▶ [Short problem] Review the listing and copy each line that holds the word "Hercilio".

-- Start of Raw data --

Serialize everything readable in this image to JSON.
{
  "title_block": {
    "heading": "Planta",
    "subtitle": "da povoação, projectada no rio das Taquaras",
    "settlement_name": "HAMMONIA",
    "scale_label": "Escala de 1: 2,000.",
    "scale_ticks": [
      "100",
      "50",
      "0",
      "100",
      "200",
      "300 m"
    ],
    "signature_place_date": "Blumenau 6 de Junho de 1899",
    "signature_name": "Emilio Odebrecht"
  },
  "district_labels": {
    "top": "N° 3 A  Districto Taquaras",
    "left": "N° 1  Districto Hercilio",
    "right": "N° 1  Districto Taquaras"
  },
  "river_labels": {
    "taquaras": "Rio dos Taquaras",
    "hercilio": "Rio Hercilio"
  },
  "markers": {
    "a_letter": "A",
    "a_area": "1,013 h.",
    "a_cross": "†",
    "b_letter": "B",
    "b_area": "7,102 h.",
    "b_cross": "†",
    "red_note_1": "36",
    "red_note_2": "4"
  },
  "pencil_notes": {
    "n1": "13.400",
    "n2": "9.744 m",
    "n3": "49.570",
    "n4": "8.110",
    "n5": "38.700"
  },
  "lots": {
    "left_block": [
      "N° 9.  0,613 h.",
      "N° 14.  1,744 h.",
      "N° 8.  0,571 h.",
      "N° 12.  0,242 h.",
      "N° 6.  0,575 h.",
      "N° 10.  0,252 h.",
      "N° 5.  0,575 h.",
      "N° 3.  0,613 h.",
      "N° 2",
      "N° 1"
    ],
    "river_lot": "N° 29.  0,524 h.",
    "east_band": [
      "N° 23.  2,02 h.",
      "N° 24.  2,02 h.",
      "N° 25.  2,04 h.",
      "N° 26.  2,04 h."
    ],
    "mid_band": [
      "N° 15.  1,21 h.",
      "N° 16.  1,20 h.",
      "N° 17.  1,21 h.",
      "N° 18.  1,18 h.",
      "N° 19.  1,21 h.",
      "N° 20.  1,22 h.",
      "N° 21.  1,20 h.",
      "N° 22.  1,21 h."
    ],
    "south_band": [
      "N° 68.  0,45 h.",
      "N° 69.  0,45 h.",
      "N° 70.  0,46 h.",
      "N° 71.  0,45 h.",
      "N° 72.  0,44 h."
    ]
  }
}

-- End of Raw data --

▶ [Complete response]
    "left": "N° 1  Districto Hercilio",
    "hercilio": "Rio Hercilio"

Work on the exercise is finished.